- **AIM OF THE TASK**: Report the count of lines holding "Drones" in the records, with no other words.

Stored data
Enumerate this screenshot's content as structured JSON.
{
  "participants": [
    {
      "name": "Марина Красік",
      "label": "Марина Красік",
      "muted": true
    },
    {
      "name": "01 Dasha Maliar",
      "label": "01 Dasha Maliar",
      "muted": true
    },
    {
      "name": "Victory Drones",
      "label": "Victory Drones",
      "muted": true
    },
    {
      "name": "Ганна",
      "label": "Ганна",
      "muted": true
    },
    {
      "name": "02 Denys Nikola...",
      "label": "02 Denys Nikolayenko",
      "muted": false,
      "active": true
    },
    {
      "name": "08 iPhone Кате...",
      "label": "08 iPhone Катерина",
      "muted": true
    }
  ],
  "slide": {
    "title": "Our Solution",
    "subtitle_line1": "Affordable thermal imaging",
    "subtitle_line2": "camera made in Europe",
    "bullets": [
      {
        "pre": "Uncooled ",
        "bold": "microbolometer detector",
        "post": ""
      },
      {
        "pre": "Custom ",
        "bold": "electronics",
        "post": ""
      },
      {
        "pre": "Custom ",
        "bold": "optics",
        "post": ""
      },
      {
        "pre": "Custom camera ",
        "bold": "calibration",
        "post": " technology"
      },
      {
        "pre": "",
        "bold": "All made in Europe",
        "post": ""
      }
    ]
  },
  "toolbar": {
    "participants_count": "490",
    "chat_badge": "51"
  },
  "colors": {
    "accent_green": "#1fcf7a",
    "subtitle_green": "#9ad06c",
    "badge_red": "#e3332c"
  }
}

- **FINAL RESULT**: 2